= EXTRACTED ENTRIES =
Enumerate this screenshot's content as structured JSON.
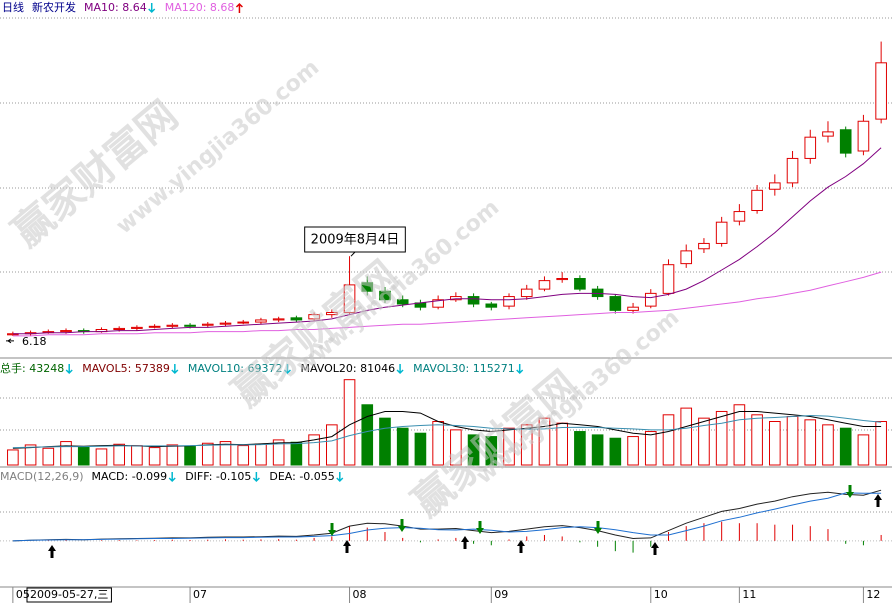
{
  "chart_data": [
    {
      "type": "candlestick",
      "period": "日线",
      "title": "新农开发",
      "legend": [
        "MA10: 8.64",
        "MA120: 8.68"
      ],
      "legend_trend": [
        "down",
        "up"
      ],
      "up_color": "#e00000",
      "down_color": "#008000",
      "categories": [
        "05",
        null,
        null,
        null,
        null,
        null,
        null,
        null,
        null,
        null,
        "07",
        null,
        null,
        null,
        null,
        null,
        null,
        null,
        null,
        "08",
        null,
        null,
        null,
        null,
        null,
        null,
        null,
        "09",
        null,
        null,
        null,
        null,
        null,
        null,
        null,
        null,
        "10",
        null,
        null,
        null,
        null,
        "11",
        null,
        null,
        null,
        null,
        null,
        null,
        "12",
        null
      ],
      "cursor_label": "2009-05-27,三",
      "annotation": "2009年8月4日",
      "low_label": 6.18,
      "ylim": [
        6.0,
        9.2
      ],
      "open": [
        6.19,
        6.2,
        6.22,
        6.22,
        6.23,
        6.22,
        6.24,
        6.25,
        6.27,
        6.27,
        6.28,
        6.28,
        6.29,
        6.31,
        6.31,
        6.33,
        6.35,
        6.34,
        6.38,
        6.4,
        6.68,
        6.6,
        6.52,
        6.49,
        6.45,
        6.52,
        6.55,
        6.48,
        6.46,
        6.55,
        6.62,
        6.71,
        6.72,
        6.62,
        6.55,
        6.42,
        6.46,
        6.58,
        6.86,
        7.0,
        7.05,
        7.26,
        7.36,
        7.56,
        7.62,
        7.85,
        8.06,
        8.12,
        7.92,
        8.22
      ],
      "high": [
        6.22,
        6.23,
        6.24,
        6.25,
        6.25,
        6.26,
        6.27,
        6.28,
        6.29,
        6.3,
        6.3,
        6.31,
        6.32,
        6.33,
        6.35,
        6.36,
        6.37,
        6.4,
        6.43,
        6.93,
        6.74,
        6.64,
        6.56,
        6.52,
        6.56,
        6.59,
        6.58,
        6.5,
        6.58,
        6.66,
        6.74,
        6.78,
        6.75,
        6.65,
        6.57,
        6.49,
        6.62,
        6.9,
        7.04,
        7.1,
        7.3,
        7.42,
        7.6,
        7.7,
        7.92,
        8.12,
        8.2,
        8.15,
        8.26,
        8.95
      ],
      "low": [
        6.18,
        6.18,
        6.2,
        6.2,
        6.2,
        6.21,
        6.22,
        6.23,
        6.25,
        6.25,
        6.25,
        6.26,
        6.27,
        6.29,
        6.29,
        6.31,
        6.31,
        6.32,
        6.35,
        6.38,
        6.56,
        6.49,
        6.45,
        6.42,
        6.43,
        6.5,
        6.45,
        6.42,
        6.43,
        6.52,
        6.6,
        6.68,
        6.6,
        6.52,
        6.39,
        6.39,
        6.44,
        6.56,
        6.82,
        6.96,
        7.02,
        7.22,
        7.33,
        7.5,
        7.58,
        7.8,
        8.0,
        7.86,
        7.88,
        8.18
      ],
      "close": [
        6.2,
        6.21,
        6.22,
        6.23,
        6.22,
        6.24,
        6.25,
        6.26,
        6.27,
        6.28,
        6.27,
        6.29,
        6.3,
        6.31,
        6.33,
        6.34,
        6.33,
        6.38,
        6.4,
        6.66,
        6.6,
        6.52,
        6.48,
        6.45,
        6.52,
        6.55,
        6.48,
        6.45,
        6.55,
        6.62,
        6.7,
        6.72,
        6.62,
        6.55,
        6.42,
        6.45,
        6.58,
        6.85,
        6.98,
        7.05,
        7.25,
        7.35,
        7.55,
        7.62,
        7.85,
        8.05,
        8.1,
        7.9,
        8.2,
        8.75
      ],
      "series": [
        {
          "color": "#800080",
          "values": [
            6.2,
            6.2,
            6.21,
            6.21,
            6.22,
            6.22,
            6.23,
            6.23,
            6.24,
            6.25,
            6.26,
            6.26,
            6.27,
            6.28,
            6.29,
            6.3,
            6.31,
            6.32,
            6.34,
            6.38,
            6.42,
            6.45,
            6.47,
            6.49,
            6.51,
            6.53,
            6.53,
            6.52,
            6.52,
            6.53,
            6.55,
            6.57,
            6.58,
            6.58,
            6.57,
            6.55,
            6.54,
            6.57,
            6.62,
            6.7,
            6.8,
            6.9,
            7.02,
            7.15,
            7.3,
            7.45,
            7.58,
            7.68,
            7.8,
            7.95
          ]
        },
        {
          "color": "#e060e0",
          "values": [
            6.18,
            6.18,
            6.19,
            6.19,
            6.19,
            6.2,
            6.2,
            6.2,
            6.21,
            6.21,
            6.21,
            6.22,
            6.22,
            6.22,
            6.23,
            6.23,
            6.24,
            6.24,
            6.25,
            6.26,
            6.27,
            6.28,
            6.29,
            6.29,
            6.3,
            6.31,
            6.32,
            6.33,
            6.34,
            6.35,
            6.36,
            6.37,
            6.38,
            6.39,
            6.4,
            6.4,
            6.41,
            6.42,
            6.44,
            6.46,
            6.48,
            6.5,
            6.53,
            6.55,
            6.58,
            6.61,
            6.65,
            6.69,
            6.73,
            6.78
          ]
        }
      ]
    },
    {
      "type": "bar",
      "legend": [
        "总手: 43248",
        "MAVOL5: 57389",
        "MAVOL10: 69372",
        "MAVOL20: 81046",
        "MAVOL30: 115271"
      ],
      "legend_colors": [
        "#006400",
        "#800000",
        "#008080",
        "#000000",
        "#008080"
      ],
      "ylim": [
        0,
        260000
      ],
      "values": [
        45000,
        60000,
        50000,
        70000,
        55000,
        48000,
        62000,
        58000,
        52000,
        60000,
        55000,
        65000,
        70000,
        58000,
        62000,
        75000,
        68000,
        90000,
        120000,
        255000,
        180000,
        140000,
        110000,
        95000,
        130000,
        105000,
        90000,
        85000,
        110000,
        120000,
        140000,
        125000,
        100000,
        90000,
        80000,
        85000,
        100000,
        150000,
        170000,
        140000,
        160000,
        180000,
        150000,
        130000,
        145000,
        135000,
        120000,
        110000,
        90000,
        130000
      ],
      "series": [
        {
          "color": "#000000",
          "values": [
            50000,
            52000,
            55000,
            57000,
            56000,
            58000,
            59000,
            57000,
            55000,
            56000,
            57000,
            60000,
            62000,
            61000,
            63000,
            66000,
            67000,
            75000,
            85000,
            120000,
            145000,
            160000,
            160000,
            155000,
            130000,
            115000,
            105000,
            100000,
            105000,
            110000,
            115000,
            125000,
            120000,
            115000,
            105000,
            95000,
            90000,
            100000,
            115000,
            130000,
            145000,
            160000,
            160000,
            155000,
            150000,
            145000,
            135000,
            125000,
            115000,
            115000
          ]
        },
        {
          "color": "#3a8fb0",
          "values": [
            52000,
            53000,
            54000,
            55000,
            55000,
            56000,
            57000,
            57000,
            57000,
            57000,
            58000,
            59000,
            60000,
            60000,
            61000,
            63000,
            64000,
            67000,
            72000,
            88000,
            100000,
            110000,
            115000,
            118000,
            120000,
            118000,
            115000,
            110000,
            108000,
            107000,
            108000,
            112000,
            113000,
            112000,
            110000,
            108000,
            105000,
            105000,
            110000,
            118000,
            125000,
            135000,
            140000,
            142000,
            145000,
            148000,
            146000,
            140000,
            133000,
            128000
          ]
        }
      ]
    },
    {
      "type": "macd",
      "legend": [
        "MACD(12,26,9)",
        "MACD: -0.099",
        "DIFF: -0.105",
        "DEA: -0.055"
      ],
      "legend_colors": [
        "#808080",
        "#000000",
        "#000000",
        "#000000"
      ],
      "ylim": [
        -0.15,
        0.2
      ],
      "values": [
        0,
        0,
        0.002,
        0.003,
        0,
        0.002,
        0.003,
        0.002,
        0.003,
        0.004,
        0.003,
        0.004,
        0.005,
        0.004,
        0.005,
        0.006,
        0.004,
        0.01,
        0.015,
        0.05,
        0.045,
        0.03,
        0.01,
        -0.005,
        0.005,
        0.01,
        -0.01,
        -0.015,
        0.005,
        0.015,
        0.02,
        0.015,
        -0.005,
        -0.02,
        -0.035,
        -0.04,
        -0.02,
        0.03,
        0.05,
        0.06,
        0.065,
        0.06,
        0.06,
        0.055,
        0.055,
        0.05,
        0.04,
        -0.01,
        -0.015,
        0.02
      ],
      "series": [
        {
          "color": "#222222",
          "values": [
            0,
            0.002,
            0.004,
            0.005,
            0.004,
            0.006,
            0.007,
            0.008,
            0.009,
            0.01,
            0.01,
            0.012,
            0.013,
            0.013,
            0.014,
            0.016,
            0.015,
            0.02,
            0.026,
            0.05,
            0.06,
            0.058,
            0.05,
            0.04,
            0.04,
            0.042,
            0.035,
            0.028,
            0.032,
            0.04,
            0.048,
            0.052,
            0.045,
            0.035,
            0.02,
            0.008,
            0.01,
            0.035,
            0.06,
            0.08,
            0.1,
            0.11,
            0.125,
            0.135,
            0.15,
            0.16,
            0.165,
            0.158,
            0.155,
            0.172
          ]
        },
        {
          "color": "#1e6fd0",
          "values": [
            0,
            0.002,
            0.003,
            0.004,
            0.004,
            0.005,
            0.006,
            0.007,
            0.008,
            0.008,
            0.009,
            0.01,
            0.011,
            0.011,
            0.012,
            0.013,
            0.013,
            0.015,
            0.018,
            0.025,
            0.037,
            0.043,
            0.045,
            0.043,
            0.038,
            0.037,
            0.04,
            0.036,
            0.03,
            0.032,
            0.038,
            0.045,
            0.048,
            0.045,
            0.038,
            0.028,
            0.02,
            0.02,
            0.035,
            0.05,
            0.068,
            0.08,
            0.095,
            0.108,
            0.122,
            0.135,
            0.145,
            0.163,
            0.162,
            0.162
          ]
        }
      ]
    }
  ],
  "watermark": "赢家财富网",
  "watermark_url": "www.yingjia360.com"
}
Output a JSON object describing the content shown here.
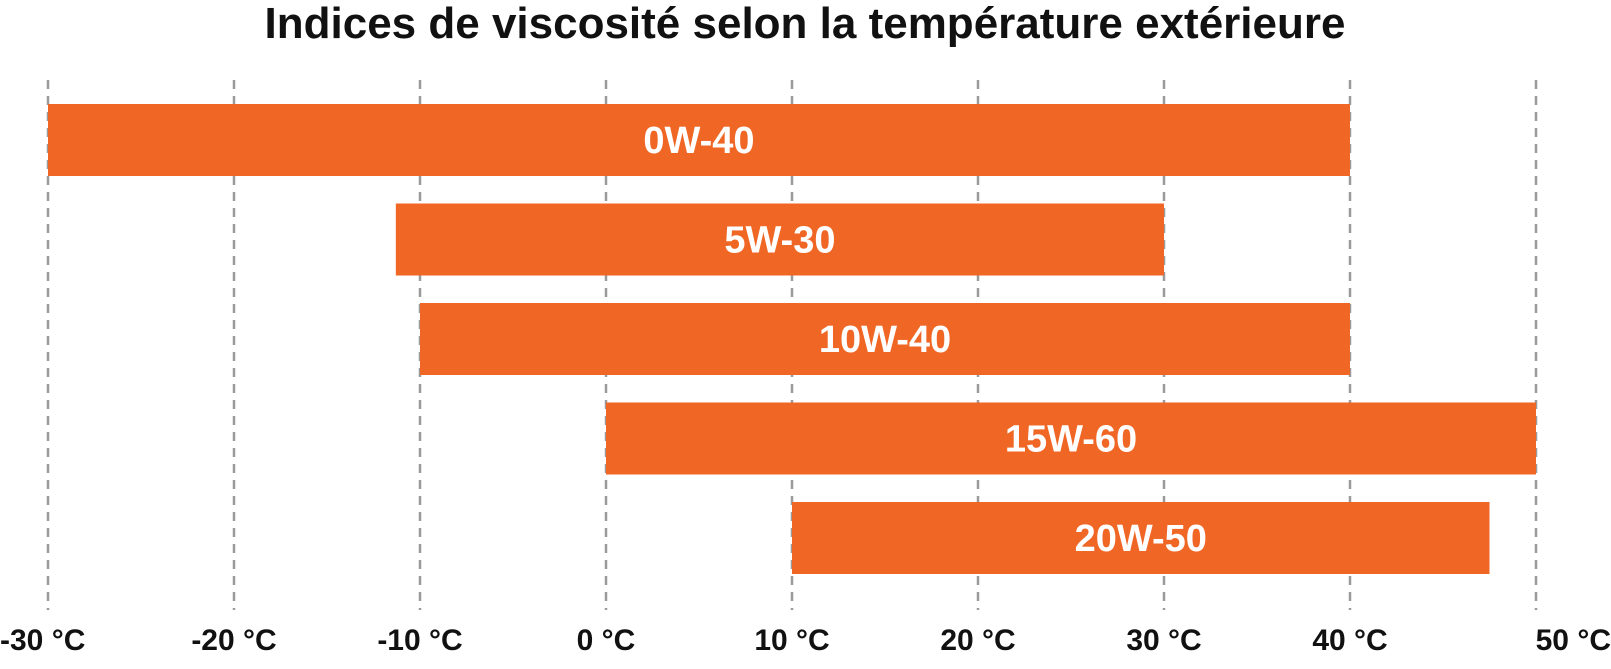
{
  "chart_data": {
    "type": "bar",
    "orientation": "horizontal-range",
    "title": "Indices de viscosité selon la température extérieure",
    "xlabel": "",
    "ylabel": "",
    "xlim": [
      -30,
      50
    ],
    "x_ticks": [
      -30,
      -20,
      -10,
      0,
      10,
      20,
      30,
      40,
      50
    ],
    "x_tick_labels": [
      "-30 °C",
      "-20 °C",
      "-10 °C",
      "0 °C",
      "10 °C",
      "20 °C",
      "30 °C",
      "40 °C",
      "50 °C"
    ],
    "grid": true,
    "legend": "none",
    "bar_color": "#F06625",
    "bar_label_color": "#FFFFFF",
    "categories": [
      "0W-40",
      "5W-30",
      "10W-40",
      "15W-60",
      "20W-50"
    ],
    "ranges": [
      {
        "label": "0W-40",
        "start": -30,
        "end": 40
      },
      {
        "label": "5W-30",
        "start": -11.3,
        "end": 30
      },
      {
        "label": "10W-40",
        "start": -10,
        "end": 40
      },
      {
        "label": "15W-60",
        "start": 0,
        "end": 50
      },
      {
        "label": "20W-50",
        "start": 10,
        "end": 47.5
      }
    ]
  }
}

= PROBLEM REQUIREMENTS =
Report the number of lines that contain "content", with no other words.

= EXPECTED ANSWER =
2